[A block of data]
↓
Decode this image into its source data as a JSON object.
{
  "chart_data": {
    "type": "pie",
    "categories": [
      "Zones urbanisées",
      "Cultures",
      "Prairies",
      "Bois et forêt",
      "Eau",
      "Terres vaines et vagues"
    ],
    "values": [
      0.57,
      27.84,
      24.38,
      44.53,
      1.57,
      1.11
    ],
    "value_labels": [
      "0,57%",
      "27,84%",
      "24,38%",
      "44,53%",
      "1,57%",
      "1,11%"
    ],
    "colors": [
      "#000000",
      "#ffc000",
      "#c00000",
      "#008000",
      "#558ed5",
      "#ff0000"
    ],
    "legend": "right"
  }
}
↑
Take the lines above and retype all of them exactly.

▸ IN RESPONSE
Decode this image into its source data as a JSON object.
{
  "chart_data": {
    "type": "pie",
    "categories": [
      "Zones urbanisées",
      "Cultures",
      "Prairies",
      "Bois et forêt",
      "Eau",
      "Terres vaines et vagues"
    ],
    "values": [
      0.57,
      27.84,
      24.38,
      44.53,
      1.57,
      1.11
    ],
    "value_labels": [
      "0,57%",
      "27,84%",
      "24,38%",
      "44,53%",
      "1,57%",
      "1,11%"
    ],
    "colors": [
      "#000000",
      "#ffc000",
      "#c00000",
      "#008000",
      "#558ed5",
      "#ff0000"
    ],
    "legend": "right"
  }
}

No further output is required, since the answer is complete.